> BRIEF
Exact reproduction of the data is required, with images excluded.

> Data records
· · · · · · ·

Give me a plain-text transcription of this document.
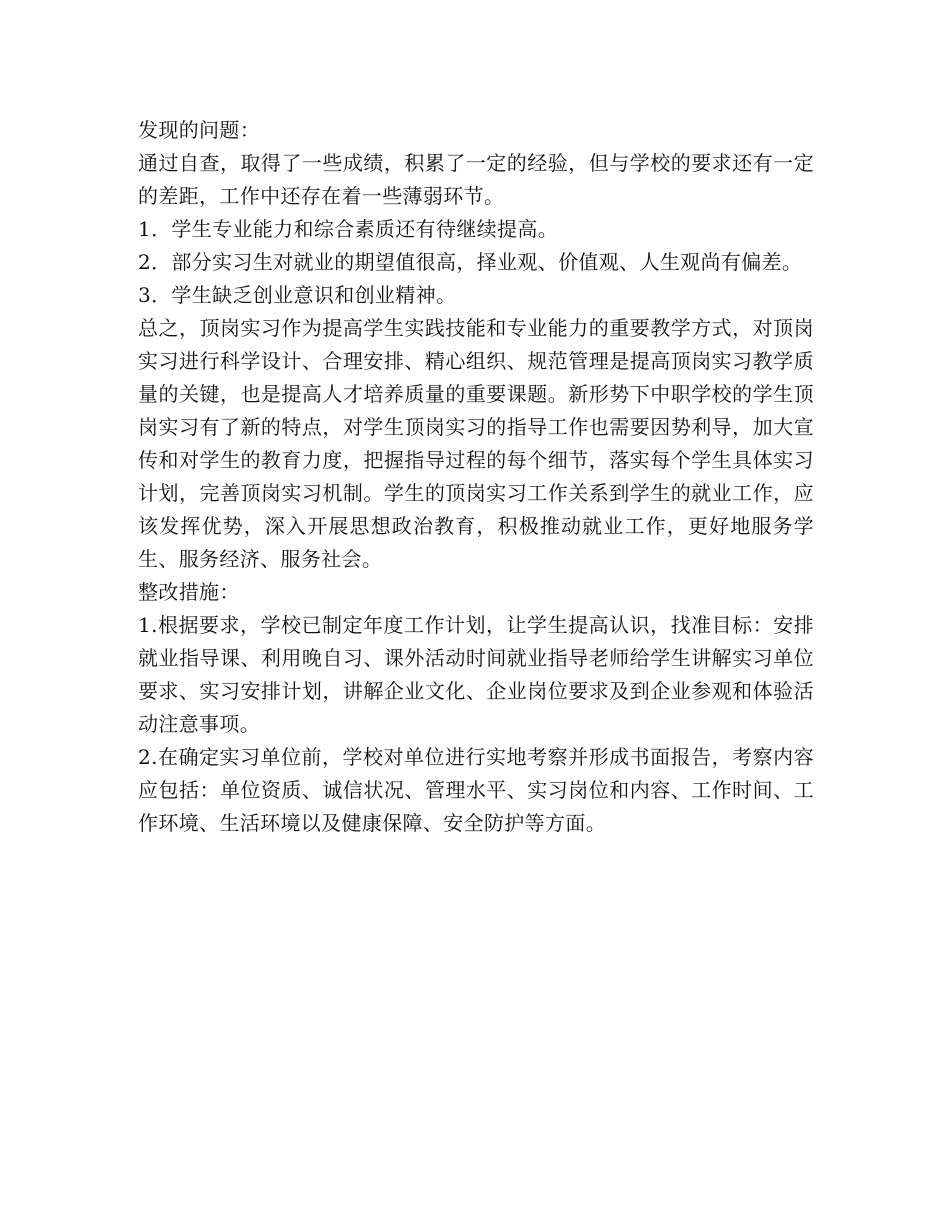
发现的问题：

通过自查，取得了一些成绩，积累了一定的经验，但与学校的要求还有一定的差距，工作中还存在着一些薄弱环节。

1．学生专业能力和综合素质还有待继续提高。

2．部分实习生对就业的期望值很高，择业观、价值观、人生观尚有偏差。

3．学生缺乏创业意识和创业精神。

总之，顶岗实习作为提高学生实践技能和专业能力的重要教学方式，对顶岗实习进行科学设计、合理安排、精心组织、规范管理是提高顶岗实习教学质量的关键，也是提高人才培养质量的重要课题。新形势下中职学校的学生顶岗实习有了新的特点，对学生顶岗实习的指导工作也需要因势利导，加大宣传和对学生的教育力度，把握指导过程的每个细节，落实每个学生具体实习计划，完善顶岗实习机制。学生的顶岗实习工作关系到学生的就业工作，应该发挥优势，深入开展思想政治教育，积极推动就业工作，更好地服务学生、服务经济、服务社会。

整改措施：

1.根据要求，学校已制定年度工作计划，让学生提高认识，找准目标：安排就业指导课、利用晚自习、课外活动时间就业指导老师给学生讲解实习单位要求、实习安排计划，讲解企业文化、企业岗位要求及到企业参观和体验活动注意事项。

2.在确定实习单位前，学校对单位进行实地考察并形成书面报告，考察内容应包括：单位资质、诚信状况、管理水平、实习岗位和内容、工作时间、工作环境、生活环境以及健康保障、安全防护等方面。
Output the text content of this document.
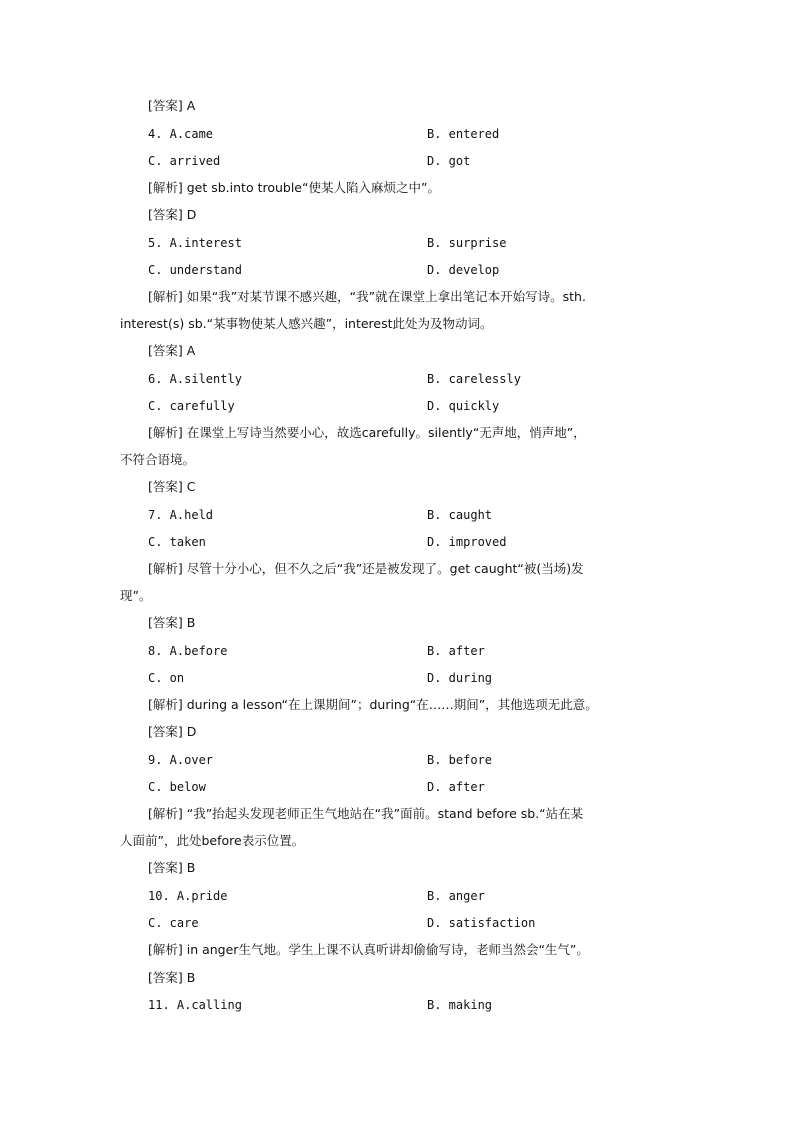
[答案] A
4. A.came	B. entered
C. arrived	D. got
[解析] get sb.into trouble“使某人陷入麻烦之中”。
[答案] D
5. A.interest	B. surprise
C. understand	D. develop
[解析] 如果“我”对某节课不感兴趣，“我”就在课堂上拿出笔记本开始写诗。sth.
interest(s) sb.“某事物使某人感兴趣”，interest此处为及物动词。
[答案] A
6. A.silently	B. carelessly
C. carefully	D. quickly
[解析] 在课堂上写诗当然要小心，故选carefully。silently“无声地，悄声地”，
不符合语境。
[答案] C
7. A.held	B. caught
C. taken	D. improved
[解析] 尽管十分小心，但不久之后“我”还是被发现了。get caught“被(当场)发
现”。
[答案] B
8. A.before	B. after
C. on	D. during
[解析] during a lesson“在上课期间”；during“在……期间”，其他选项无此意。
[答案] D
9. A.over	B. before
C. below	D. after
[解析] “我”抬起头发现老师正生气地站在“我”面前。stand before sb.“站在某
人面前”，此处before表示位置。
[答案] B
10. A.pride	B. anger
C. care	D. satisfaction
[解析] in anger生气地。学生上课不认真听讲却偷偷写诗，老师当然会“生气”。
[答案] B
11. A.calling	B. making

· · · · · · ·

> WORKED ANSWER
Give me a plain-text transcription of this document.
发现的问题：

通过自查，取得了一些成绩，积累了一定的经验，但与学校的要求还有一定的差距，工作中还存在着一些薄弱环节。

1．学生专业能力和综合素质还有待继续提高。

2．部分实习生对就业的期望值很高，择业观、价值观、人生观尚有偏差。

3．学生缺乏创业意识和创业精神。

总之，顶岗实习作为提高学生实践技能和专业能力的重要教学方式，对顶岗实习进行科学设计、合理安排、精心组织、规范管理是提高顶岗实习教学质量的关键，也是提高人才培养质量的重要课题。新形势下中职学校的学生顶岗实习有了新的特点，对学生顶岗实习的指导工作也需要因势利导，加大宣传和对学生的教育力度，把握指导过程的每个细节，落实每个学生具体实习计划，完善顶岗实习机制。学生的顶岗实习工作关系到学生的就业工作，应该发挥优势，深入开展思想政治教育，积极推动就业工作，更好地服务学生、服务经济、服务社会。

整改措施：

1.根据要求，学校已制定年度工作计划，让学生提高认识，找准目标：安排就业指导课、利用晚自习、课外活动时间就业指导老师给学生讲解实习单位要求、实习安排计划，讲解企业文化、企业岗位要求及到企业参观和体验活动注意事项。

2.在确定实习单位前，学校对单位进行实地考察并形成书面报告，考察内容应包括：单位资质、诚信状况、管理水平、实习岗位和内容、工作时间、工作环境、生活环境以及健康保障、安全防护等方面。
Output the text content of this document.
[答案] A
4. A.came	B. entered
C. arrived	D. got
[解析] get sb.into trouble“使某人陷入麻烦之中”。
[答案] D
5. A.interest	B. surprise
C. understand	D. develop
[解析] 如果“我”对某节课不感兴趣，“我”就在课堂上拿出笔记本开始写诗。sth.
interest(s) sb.“某事物使某人感兴趣”，interest此处为及物动词。
[答案] A
6. A.silently	B. carelessly
C. carefully	D. quickly
[解析] 在课堂上写诗当然要小心，故选carefully。silently“无声地，悄声地”，
不符合语境。
[答案] C
7. A.held	B. caught
C. taken	D. improved
[解析] 尽管十分小心，但不久之后“我”还是被发现了。get caught“被(当场)发
现”。
[答案] B
8. A.before	B. after
C. on	D. during
[解析] during a lesson“在上课期间”；during“在……期间”，其他选项无此意。
[答案] D
9. A.over	B. before
C. below	D. after
[解析] “我”抬起头发现老师正生气地站在“我”面前。stand before sb.“站在某
人面前”，此处before表示位置。
[答案] B
10. A.pride	B. anger
C. care	D. satisfaction
[解析] in anger生气地。学生上课不认真听讲却偷偷写诗，老师当然会“生气”。
[答案] B
11. A.calling	B. making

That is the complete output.